▸ Given request
Output every entry exactly as written, skipping any pictures.

▸ Exercise input
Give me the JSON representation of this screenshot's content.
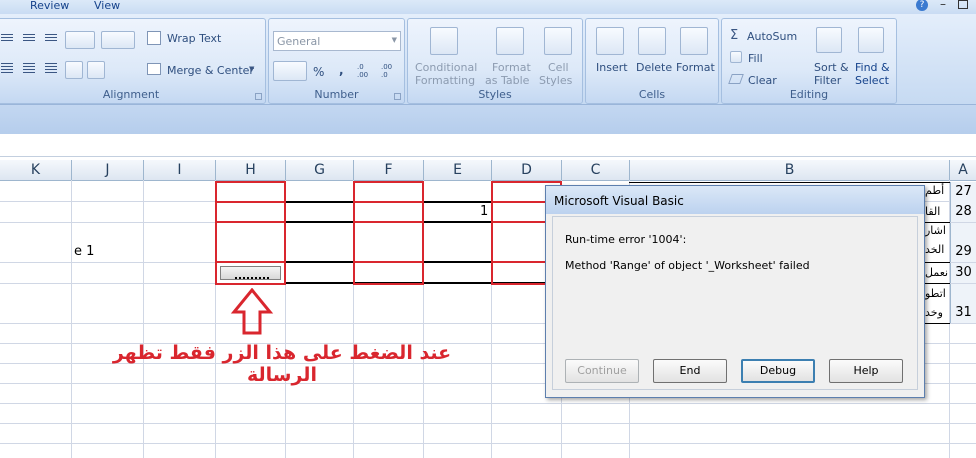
{
  "menu": {
    "tabs": [
      "Review",
      "View"
    ]
  },
  "alignment": {
    "wrap_text": "Wrap Text",
    "merge_center": "Merge & Center",
    "label": "Alignment"
  },
  "number": {
    "format_value": "General",
    "percent": "%",
    "comma": ",",
    "inc_decimal": ".0 .00",
    "dec_decimal": ".00 .0",
    "label": "Number"
  },
  "styles": {
    "conditional_1": "Conditional",
    "conditional_2": "Formatting",
    "format_as_1": "Format",
    "format_as_2": "as Table",
    "cell_styles_1": "Cell",
    "cell_styles_2": "Styles",
    "label": "Styles"
  },
  "cells": {
    "insert": "Insert",
    "delete": "Delete",
    "format": "Format",
    "label": "Cells"
  },
  "editing": {
    "autosum": "AutoSum",
    "fill": "Fill",
    "clear": "Clear",
    "sort_1": "Sort &",
    "sort_2": "Filter",
    "find_1": "Find &",
    "find_2": "Select",
    "label": "Editing"
  },
  "columns": [
    "K",
    "J",
    "I",
    "H",
    "G",
    "F",
    "E",
    "D",
    "C",
    "B",
    "A"
  ],
  "rows": {
    "r27": "27",
    "r28": "28",
    "r29": "29",
    "r30": "30",
    "r31": "31"
  },
  "cells_text": {
    "e28": "1",
    "j29": "e 1"
  },
  "b_col_fragments": [
    "أطم",
    "القا",
    "اشار",
    "الخد",
    "نعمل",
    "اتطو",
    "وخد"
  ],
  "annotation": {
    "text": "عند الضغط على هذا الزر فقط تظهر الرسالة",
    "color": "#d9262e"
  },
  "dialog": {
    "title": "Microsoft Visual Basic",
    "error_line": "Run-time error '1004':",
    "message": "Method 'Range' of object '_Worksheet' failed",
    "buttons": {
      "continue": "Continue",
      "end": "End",
      "debug": "Debug",
      "help": "Help"
    }
  }
}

▸ Solution to this task
Give me the JSON representation of this screenshot's content.
{
  "menu": {
    "tabs": [
      "Review",
      "View"
    ]
  },
  "alignment": {
    "wrap_text": "Wrap Text",
    "merge_center": "Merge & Center",
    "label": "Alignment"
  },
  "number": {
    "format_value": "General",
    "percent": "%",
    "comma": ",",
    "inc_decimal": ".0 .00",
    "dec_decimal": ".00 .0",
    "label": "Number"
  },
  "styles": {
    "conditional_1": "Conditional",
    "conditional_2": "Formatting",
    "format_as_1": "Format",
    "format_as_2": "as Table",
    "cell_styles_1": "Cell",
    "cell_styles_2": "Styles",
    "label": "Styles"
  },
  "cells": {
    "insert": "Insert",
    "delete": "Delete",
    "format": "Format",
    "label": "Cells"
  },
  "editing": {
    "autosum": "AutoSum",
    "fill": "Fill",
    "clear": "Clear",
    "sort_1": "Sort &",
    "sort_2": "Filter",
    "find_1": "Find &",
    "find_2": "Select",
    "label": "Editing"
  },
  "columns": [
    "K",
    "J",
    "I",
    "H",
    "G",
    "F",
    "E",
    "D",
    "C",
    "B",
    "A"
  ],
  "rows": {
    "r27": "27",
    "r28": "28",
    "r29": "29",
    "r30": "30",
    "r31": "31"
  },
  "cells_text": {
    "e28": "1",
    "j29": "e 1"
  },
  "b_col_fragments": [
    "أطم",
    "القا",
    "اشار",
    "الخد",
    "نعمل",
    "اتطو",
    "وخد"
  ],
  "annotation": {
    "text": "عند الضغط على هذا الزر فقط تظهر الرسالة",
    "color": "#d9262e"
  },
  "dialog": {
    "title": "Microsoft Visual Basic",
    "error_line": "Run-time error '1004':",
    "message": "Method 'Range' of object '_Worksheet' failed",
    "buttons": {
      "continue": "Continue",
      "end": "End",
      "debug": "Debug",
      "help": "Help"
    }
  }
}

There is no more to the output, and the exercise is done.